— PROVIDED ENTRIES —
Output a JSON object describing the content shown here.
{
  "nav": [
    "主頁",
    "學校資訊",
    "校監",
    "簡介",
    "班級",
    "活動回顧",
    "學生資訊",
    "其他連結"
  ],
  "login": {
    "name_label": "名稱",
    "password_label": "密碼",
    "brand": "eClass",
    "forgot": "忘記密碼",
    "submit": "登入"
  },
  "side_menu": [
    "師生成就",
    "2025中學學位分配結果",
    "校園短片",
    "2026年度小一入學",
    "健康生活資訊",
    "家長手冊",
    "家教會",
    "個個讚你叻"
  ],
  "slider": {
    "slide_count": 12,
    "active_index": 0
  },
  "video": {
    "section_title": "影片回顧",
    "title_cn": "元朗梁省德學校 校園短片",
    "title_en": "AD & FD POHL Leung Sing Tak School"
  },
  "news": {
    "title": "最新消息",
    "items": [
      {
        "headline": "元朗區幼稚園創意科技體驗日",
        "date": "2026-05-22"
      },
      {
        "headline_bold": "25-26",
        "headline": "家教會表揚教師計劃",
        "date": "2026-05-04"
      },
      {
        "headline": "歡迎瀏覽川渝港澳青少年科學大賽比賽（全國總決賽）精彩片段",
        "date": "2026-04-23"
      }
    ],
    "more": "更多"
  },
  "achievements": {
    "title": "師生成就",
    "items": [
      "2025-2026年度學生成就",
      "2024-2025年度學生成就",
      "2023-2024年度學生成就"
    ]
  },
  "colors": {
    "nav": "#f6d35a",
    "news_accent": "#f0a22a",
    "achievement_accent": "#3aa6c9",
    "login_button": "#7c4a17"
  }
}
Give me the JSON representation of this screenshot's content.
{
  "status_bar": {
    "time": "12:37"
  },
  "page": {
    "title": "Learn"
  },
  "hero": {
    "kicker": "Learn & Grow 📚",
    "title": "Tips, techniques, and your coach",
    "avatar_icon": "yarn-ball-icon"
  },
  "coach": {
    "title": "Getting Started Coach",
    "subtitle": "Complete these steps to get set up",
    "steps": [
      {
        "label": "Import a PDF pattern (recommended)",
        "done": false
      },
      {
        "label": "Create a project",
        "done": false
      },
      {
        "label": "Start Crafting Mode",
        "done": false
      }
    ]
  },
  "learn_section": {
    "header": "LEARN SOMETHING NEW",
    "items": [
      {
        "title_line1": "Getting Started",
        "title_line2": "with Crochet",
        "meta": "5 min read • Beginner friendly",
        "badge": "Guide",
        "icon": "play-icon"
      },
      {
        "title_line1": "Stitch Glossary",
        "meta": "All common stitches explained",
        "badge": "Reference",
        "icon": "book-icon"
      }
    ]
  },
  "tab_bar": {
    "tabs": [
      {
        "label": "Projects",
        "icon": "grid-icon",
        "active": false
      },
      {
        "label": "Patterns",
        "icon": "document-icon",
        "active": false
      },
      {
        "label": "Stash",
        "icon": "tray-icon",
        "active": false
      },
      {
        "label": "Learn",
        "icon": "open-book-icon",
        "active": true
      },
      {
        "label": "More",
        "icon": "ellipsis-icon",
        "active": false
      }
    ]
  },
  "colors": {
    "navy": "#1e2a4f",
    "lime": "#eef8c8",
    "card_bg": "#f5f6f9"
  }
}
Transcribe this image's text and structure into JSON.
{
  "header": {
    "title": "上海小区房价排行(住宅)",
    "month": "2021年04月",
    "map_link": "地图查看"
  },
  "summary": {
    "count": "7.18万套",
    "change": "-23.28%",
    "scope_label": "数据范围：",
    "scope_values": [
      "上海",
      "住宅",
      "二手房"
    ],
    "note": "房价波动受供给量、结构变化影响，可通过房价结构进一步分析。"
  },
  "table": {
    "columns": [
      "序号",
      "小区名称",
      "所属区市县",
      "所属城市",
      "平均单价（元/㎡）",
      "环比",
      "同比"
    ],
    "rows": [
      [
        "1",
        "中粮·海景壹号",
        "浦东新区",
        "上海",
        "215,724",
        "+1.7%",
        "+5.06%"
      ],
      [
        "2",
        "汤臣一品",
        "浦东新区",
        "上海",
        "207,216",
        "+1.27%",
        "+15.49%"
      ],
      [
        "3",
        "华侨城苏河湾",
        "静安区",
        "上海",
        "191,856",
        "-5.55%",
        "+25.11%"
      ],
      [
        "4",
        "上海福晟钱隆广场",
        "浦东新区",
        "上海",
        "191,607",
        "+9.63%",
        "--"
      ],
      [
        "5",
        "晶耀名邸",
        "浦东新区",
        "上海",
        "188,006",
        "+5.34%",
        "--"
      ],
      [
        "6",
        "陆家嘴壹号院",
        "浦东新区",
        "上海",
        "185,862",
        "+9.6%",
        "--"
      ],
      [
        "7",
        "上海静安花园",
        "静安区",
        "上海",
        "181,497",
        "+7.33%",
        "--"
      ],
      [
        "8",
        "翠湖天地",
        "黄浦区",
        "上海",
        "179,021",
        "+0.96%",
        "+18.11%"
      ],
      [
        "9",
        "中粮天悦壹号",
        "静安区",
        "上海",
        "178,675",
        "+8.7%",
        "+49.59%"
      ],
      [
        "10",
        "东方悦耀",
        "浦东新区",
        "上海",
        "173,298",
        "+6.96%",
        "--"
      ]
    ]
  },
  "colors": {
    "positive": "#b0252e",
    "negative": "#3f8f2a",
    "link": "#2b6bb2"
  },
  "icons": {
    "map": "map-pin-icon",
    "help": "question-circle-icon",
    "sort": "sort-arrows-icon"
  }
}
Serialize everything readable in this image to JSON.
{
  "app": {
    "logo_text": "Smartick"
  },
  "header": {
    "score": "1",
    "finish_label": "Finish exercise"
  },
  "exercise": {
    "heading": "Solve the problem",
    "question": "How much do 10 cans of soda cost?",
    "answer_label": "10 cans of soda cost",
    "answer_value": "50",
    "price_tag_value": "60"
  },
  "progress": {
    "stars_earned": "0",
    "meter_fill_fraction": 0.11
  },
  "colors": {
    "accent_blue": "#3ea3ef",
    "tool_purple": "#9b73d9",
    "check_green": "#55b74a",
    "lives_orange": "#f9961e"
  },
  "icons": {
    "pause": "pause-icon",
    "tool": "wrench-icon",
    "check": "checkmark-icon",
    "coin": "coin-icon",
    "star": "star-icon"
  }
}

— TASK DIRECTIONS —
Return the entries above exactly, each one complete.

— TASK SOLUTION —
Output a JSON object describing the content shown here.
{
  "nav": [
    "主頁",
    "學校資訊",
    "校監",
    "簡介",
    "班級",
    "活動回顧",
    "學生資訊",
    "其他連結"
  ],
  "login": {
    "name_label": "名稱",
    "password_label": "密碼",
    "brand": "eClass",
    "forgot": "忘記密碼",
    "submit": "登入"
  },
  "side_menu": [
    "師生成就",
    "2025中學學位分配結果",
    "校園短片",
    "2026年度小一入學",
    "健康生活資訊",
    "家長手冊",
    "家教會",
    "個個讚你叻"
  ],
  "slider": {
    "slide_count": 12,
    "active_index": 0
  },
  "video": {
    "section_title": "影片回顧",
    "title_cn": "元朗梁省德學校 校園短片",
    "title_en": "AD & FD POHL Leung Sing Tak School"
  },
  "news": {
    "title": "最新消息",
    "items": [
      {
        "headline": "元朗區幼稚園創意科技體驗日",
        "date": "2026-05-22"
      },
      {
        "headline_bold": "25-26",
        "headline": "家教會表揚教師計劃",
        "date": "2026-05-04"
      },
      {
        "headline": "歡迎瀏覽川渝港澳青少年科學大賽比賽（全國總決賽）精彩片段",
        "date": "2026-04-23"
      }
    ],
    "more": "更多"
  },
  "achievements": {
    "title": "師生成就",
    "items": [
      "2025-2026年度學生成就",
      "2024-2025年度學生成就",
      "2023-2024年度學生成就"
    ]
  },
  "colors": {
    "nav": "#f6d35a",
    "news_accent": "#f0a22a",
    "achievement_accent": "#3aa6c9",
    "login_button": "#7c4a17"
  }
}
Give me the JSON representation of this screenshot's content.
{
  "status_bar": {
    "time": "12:37"
  },
  "page": {
    "title": "Learn"
  },
  "hero": {
    "kicker": "Learn & Grow 📚",
    "title": "Tips, techniques, and your coach",
    "avatar_icon": "yarn-ball-icon"
  },
  "coach": {
    "title": "Getting Started Coach",
    "subtitle": "Complete these steps to get set up",
    "steps": [
      {
        "label": "Import a PDF pattern (recommended)",
        "done": false
      },
      {
        "label": "Create a project",
        "done": false
      },
      {
        "label": "Start Crafting Mode",
        "done": false
      }
    ]
  },
  "learn_section": {
    "header": "LEARN SOMETHING NEW",
    "items": [
      {
        "title_line1": "Getting Started",
        "title_line2": "with Crochet",
        "meta": "5 min read • Beginner friendly",
        "badge": "Guide",
        "icon": "play-icon"
      },
      {
        "title_line1": "Stitch Glossary",
        "meta": "All common stitches explained",
        "badge": "Reference",
        "icon": "book-icon"
      }
    ]
  },
  "tab_bar": {
    "tabs": [
      {
        "label": "Projects",
        "icon": "grid-icon",
        "active": false
      },
      {
        "label": "Patterns",
        "icon": "document-icon",
        "active": false
      },
      {
        "label": "Stash",
        "icon": "tray-icon",
        "active": false
      },
      {
        "label": "Learn",
        "icon": "open-book-icon",
        "active": true
      },
      {
        "label": "More",
        "icon": "ellipsis-icon",
        "active": false
      }
    ]
  },
  "colors": {
    "navy": "#1e2a4f",
    "lime": "#eef8c8",
    "card_bg": "#f5f6f9"
  }
}
Transcribe this image's text and structure into JSON.
{
  "header": {
    "title": "上海小区房价排行(住宅)",
    "month": "2021年04月",
    "map_link": "地图查看"
  },
  "summary": {
    "count": "7.18万套",
    "change": "-23.28%",
    "scope_label": "数据范围：",
    "scope_values": [
      "上海",
      "住宅",
      "二手房"
    ],
    "note": "房价波动受供给量、结构变化影响，可通过房价结构进一步分析。"
  },
  "table": {
    "columns": [
      "序号",
      "小区名称",
      "所属区市县",
      "所属城市",
      "平均单价（元/㎡）",
      "环比",
      "同比"
    ],
    "rows": [
      [
        "1",
        "中粮·海景壹号",
        "浦东新区",
        "上海",
        "215,724",
        "+1.7%",
        "+5.06%"
      ],
      [
        "2",
        "汤臣一品",
        "浦东新区",
        "上海",
        "207,216",
        "+1.27%",
        "+15.49%"
      ],
      [
        "3",
        "华侨城苏河湾",
        "静安区",
        "上海",
        "191,856",
        "-5.55%",
        "+25.11%"
      ],
      [
        "4",
        "上海福晟钱隆广场",
        "浦东新区",
        "上海",
        "191,607",
        "+9.63%",
        "--"
      ],
      [
        "5",
        "晶耀名邸",
        "浦东新区",
        "上海",
        "188,006",
        "+5.34%",
        "--"
      ],
      [
        "6",
        "陆家嘴壹号院",
        "浦东新区",
        "上海",
        "185,862",
        "+9.6%",
        "--"
      ],
      [
        "7",
        "上海静安花园",
        "静安区",
        "上海",
        "181,497",
        "+7.33%",
        "--"
      ],
      [
        "8",
        "翠湖天地",
        "黄浦区",
        "上海",
        "179,021",
        "+0.96%",
        "+18.11%"
      ],
      [
        "9",
        "中粮天悦壹号",
        "静安区",
        "上海",
        "178,675",
        "+8.7%",
        "+49.59%"
      ],
      [
        "10",
        "东方悦耀",
        "浦东新区",
        "上海",
        "173,298",
        "+6.96%",
        "--"
      ]
    ]
  },
  "colors": {
    "positive": "#b0252e",
    "negative": "#3f8f2a",
    "link": "#2b6bb2"
  },
  "icons": {
    "map": "map-pin-icon",
    "help": "question-circle-icon",
    "sort": "sort-arrows-icon"
  }
}
Serialize everything readable in this image to JSON.
{
  "app": {
    "logo_text": "Smartick"
  },
  "header": {
    "score": "1",
    "finish_label": "Finish exercise"
  },
  "exercise": {
    "heading": "Solve the problem",
    "question": "How much do 10 cans of soda cost?",
    "answer_label": "10 cans of soda cost",
    "answer_value": "50",
    "price_tag_value": "60"
  },
  "progress": {
    "stars_earned": "0",
    "meter_fill_fraction": 0.11
  },
  "colors": {
    "accent_blue": "#3ea3ef",
    "tool_purple": "#9b73d9",
    "check_green": "#55b74a",
    "lives_orange": "#f9961e"
  },
  "icons": {
    "pause": "pause-icon",
    "tool": "wrench-icon",
    "check": "checkmark-icon",
    "coin": "coin-icon",
    "star": "star-icon"
  }
}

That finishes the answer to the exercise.